━━ The data

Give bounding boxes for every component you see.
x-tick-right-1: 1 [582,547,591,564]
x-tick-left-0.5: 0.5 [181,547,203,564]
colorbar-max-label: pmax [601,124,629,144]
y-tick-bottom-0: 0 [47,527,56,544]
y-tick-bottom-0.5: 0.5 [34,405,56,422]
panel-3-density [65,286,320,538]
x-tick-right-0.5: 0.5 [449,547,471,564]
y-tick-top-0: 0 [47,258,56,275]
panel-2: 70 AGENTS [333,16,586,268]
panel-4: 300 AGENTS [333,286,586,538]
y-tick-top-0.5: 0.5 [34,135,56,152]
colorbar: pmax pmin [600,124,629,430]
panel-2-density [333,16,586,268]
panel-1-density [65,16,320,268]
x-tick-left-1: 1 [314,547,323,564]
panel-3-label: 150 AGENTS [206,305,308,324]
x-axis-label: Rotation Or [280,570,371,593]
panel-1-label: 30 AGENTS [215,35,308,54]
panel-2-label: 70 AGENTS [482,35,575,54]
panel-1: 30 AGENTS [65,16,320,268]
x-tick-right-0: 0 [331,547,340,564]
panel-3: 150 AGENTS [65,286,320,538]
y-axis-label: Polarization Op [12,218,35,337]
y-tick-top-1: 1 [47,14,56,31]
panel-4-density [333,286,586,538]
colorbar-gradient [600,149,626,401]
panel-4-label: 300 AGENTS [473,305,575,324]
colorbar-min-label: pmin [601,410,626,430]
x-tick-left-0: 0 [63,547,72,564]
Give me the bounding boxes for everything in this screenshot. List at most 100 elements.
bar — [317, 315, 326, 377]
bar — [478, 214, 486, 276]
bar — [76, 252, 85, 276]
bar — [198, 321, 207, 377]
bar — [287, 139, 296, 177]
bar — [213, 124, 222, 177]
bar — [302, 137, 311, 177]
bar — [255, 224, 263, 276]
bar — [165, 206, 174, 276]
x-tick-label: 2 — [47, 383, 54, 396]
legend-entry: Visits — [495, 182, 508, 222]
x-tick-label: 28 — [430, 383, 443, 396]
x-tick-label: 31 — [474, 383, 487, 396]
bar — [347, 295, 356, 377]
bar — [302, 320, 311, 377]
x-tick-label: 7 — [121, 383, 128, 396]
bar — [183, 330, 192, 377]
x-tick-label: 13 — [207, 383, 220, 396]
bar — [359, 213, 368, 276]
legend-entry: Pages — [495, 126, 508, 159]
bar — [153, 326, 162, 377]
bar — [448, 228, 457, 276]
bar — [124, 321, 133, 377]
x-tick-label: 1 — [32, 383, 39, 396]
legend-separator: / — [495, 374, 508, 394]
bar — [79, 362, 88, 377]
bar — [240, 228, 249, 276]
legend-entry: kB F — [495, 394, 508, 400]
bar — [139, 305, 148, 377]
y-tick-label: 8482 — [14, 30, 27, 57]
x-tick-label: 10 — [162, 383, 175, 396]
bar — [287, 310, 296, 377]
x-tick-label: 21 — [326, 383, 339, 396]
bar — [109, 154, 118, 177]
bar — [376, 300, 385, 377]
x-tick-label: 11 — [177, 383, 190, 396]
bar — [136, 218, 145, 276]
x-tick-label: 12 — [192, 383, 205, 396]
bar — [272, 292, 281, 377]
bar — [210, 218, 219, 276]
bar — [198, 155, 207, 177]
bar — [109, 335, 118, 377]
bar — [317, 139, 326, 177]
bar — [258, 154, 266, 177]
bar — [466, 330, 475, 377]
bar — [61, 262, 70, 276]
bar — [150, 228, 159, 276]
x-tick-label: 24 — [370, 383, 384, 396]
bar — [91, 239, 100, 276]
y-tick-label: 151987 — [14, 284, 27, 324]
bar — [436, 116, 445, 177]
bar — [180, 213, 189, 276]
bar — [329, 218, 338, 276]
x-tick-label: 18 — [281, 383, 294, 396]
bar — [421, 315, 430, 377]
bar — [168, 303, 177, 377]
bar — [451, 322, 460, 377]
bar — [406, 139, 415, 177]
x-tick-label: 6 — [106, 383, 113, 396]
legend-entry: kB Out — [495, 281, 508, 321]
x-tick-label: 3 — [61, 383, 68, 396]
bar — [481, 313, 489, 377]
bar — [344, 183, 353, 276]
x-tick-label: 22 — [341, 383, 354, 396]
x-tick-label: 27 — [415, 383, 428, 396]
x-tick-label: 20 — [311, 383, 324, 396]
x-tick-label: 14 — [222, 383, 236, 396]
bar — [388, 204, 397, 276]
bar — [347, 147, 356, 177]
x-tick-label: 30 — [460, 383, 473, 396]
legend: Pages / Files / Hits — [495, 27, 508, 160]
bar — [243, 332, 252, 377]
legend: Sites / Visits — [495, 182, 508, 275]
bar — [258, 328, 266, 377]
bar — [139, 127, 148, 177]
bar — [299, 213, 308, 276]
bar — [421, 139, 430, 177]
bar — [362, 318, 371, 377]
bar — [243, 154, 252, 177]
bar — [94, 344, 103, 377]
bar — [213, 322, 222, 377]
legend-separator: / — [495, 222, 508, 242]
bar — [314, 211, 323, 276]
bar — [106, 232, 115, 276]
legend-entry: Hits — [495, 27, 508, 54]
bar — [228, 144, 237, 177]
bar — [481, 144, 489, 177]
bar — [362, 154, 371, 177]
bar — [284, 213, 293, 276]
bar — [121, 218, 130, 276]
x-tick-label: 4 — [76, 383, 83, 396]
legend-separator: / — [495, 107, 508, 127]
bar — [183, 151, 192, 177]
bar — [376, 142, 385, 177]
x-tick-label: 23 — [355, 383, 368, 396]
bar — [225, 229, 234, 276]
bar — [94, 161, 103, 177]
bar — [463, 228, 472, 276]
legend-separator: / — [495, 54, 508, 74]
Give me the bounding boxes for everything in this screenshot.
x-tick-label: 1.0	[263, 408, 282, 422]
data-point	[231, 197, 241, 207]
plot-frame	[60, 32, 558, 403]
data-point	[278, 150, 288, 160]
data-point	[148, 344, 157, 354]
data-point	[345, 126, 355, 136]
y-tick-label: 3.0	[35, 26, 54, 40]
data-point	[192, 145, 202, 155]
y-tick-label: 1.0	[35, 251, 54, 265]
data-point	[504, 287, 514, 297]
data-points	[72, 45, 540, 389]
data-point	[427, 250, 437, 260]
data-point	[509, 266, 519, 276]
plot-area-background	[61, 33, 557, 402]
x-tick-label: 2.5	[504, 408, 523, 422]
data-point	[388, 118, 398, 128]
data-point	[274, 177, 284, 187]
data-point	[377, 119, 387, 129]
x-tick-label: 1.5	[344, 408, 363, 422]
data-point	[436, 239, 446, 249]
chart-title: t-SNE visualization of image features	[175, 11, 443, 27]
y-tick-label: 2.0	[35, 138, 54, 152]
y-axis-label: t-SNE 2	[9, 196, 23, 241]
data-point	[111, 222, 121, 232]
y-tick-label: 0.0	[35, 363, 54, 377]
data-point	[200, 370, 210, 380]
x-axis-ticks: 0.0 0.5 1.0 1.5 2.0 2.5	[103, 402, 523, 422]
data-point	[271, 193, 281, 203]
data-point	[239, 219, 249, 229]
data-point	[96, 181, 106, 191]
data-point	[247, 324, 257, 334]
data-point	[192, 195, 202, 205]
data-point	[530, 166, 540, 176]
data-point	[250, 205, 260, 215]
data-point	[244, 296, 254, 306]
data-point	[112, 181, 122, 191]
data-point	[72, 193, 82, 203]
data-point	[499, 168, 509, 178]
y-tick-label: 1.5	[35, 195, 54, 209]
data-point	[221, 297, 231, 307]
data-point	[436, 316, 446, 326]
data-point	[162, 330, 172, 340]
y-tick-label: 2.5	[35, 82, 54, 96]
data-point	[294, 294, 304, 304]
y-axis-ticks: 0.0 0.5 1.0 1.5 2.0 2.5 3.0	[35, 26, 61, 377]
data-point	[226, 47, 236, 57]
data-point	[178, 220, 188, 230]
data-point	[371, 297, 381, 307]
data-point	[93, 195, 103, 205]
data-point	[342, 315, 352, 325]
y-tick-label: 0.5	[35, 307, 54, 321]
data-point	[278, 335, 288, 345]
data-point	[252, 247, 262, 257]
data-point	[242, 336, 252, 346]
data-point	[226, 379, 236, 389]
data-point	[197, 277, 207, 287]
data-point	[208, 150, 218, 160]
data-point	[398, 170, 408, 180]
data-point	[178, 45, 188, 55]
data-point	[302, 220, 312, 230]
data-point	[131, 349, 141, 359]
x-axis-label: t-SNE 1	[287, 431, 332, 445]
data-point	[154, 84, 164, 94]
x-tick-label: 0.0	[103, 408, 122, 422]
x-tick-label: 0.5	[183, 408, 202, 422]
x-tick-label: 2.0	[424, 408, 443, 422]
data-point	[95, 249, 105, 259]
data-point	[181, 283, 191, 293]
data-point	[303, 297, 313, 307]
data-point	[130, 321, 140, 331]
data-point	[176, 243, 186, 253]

━━━━

Repeat the data word for word, starting at the very first line and ending with the line that contains "colorbar: pmax pmin [600,124,629,430]".

Give bounding boxes for every component you see.
x-tick-right-1: 1 [582,547,591,564]
x-tick-left-0.5: 0.5 [181,547,203,564]
colorbar-max-label: pmax [601,124,629,144]
y-tick-bottom-0: 0 [47,527,56,544]
y-tick-bottom-0.5: 0.5 [34,405,56,422]
panel-3-density [65,286,320,538]
x-tick-right-0.5: 0.5 [449,547,471,564]
y-tick-top-0: 0 [47,258,56,275]
panel-2: 70 AGENTS [333,16,586,268]
panel-4: 300 AGENTS [333,286,586,538]
y-tick-top-0.5: 0.5 [34,135,56,152]
colorbar: pmax pmin [600,124,629,430]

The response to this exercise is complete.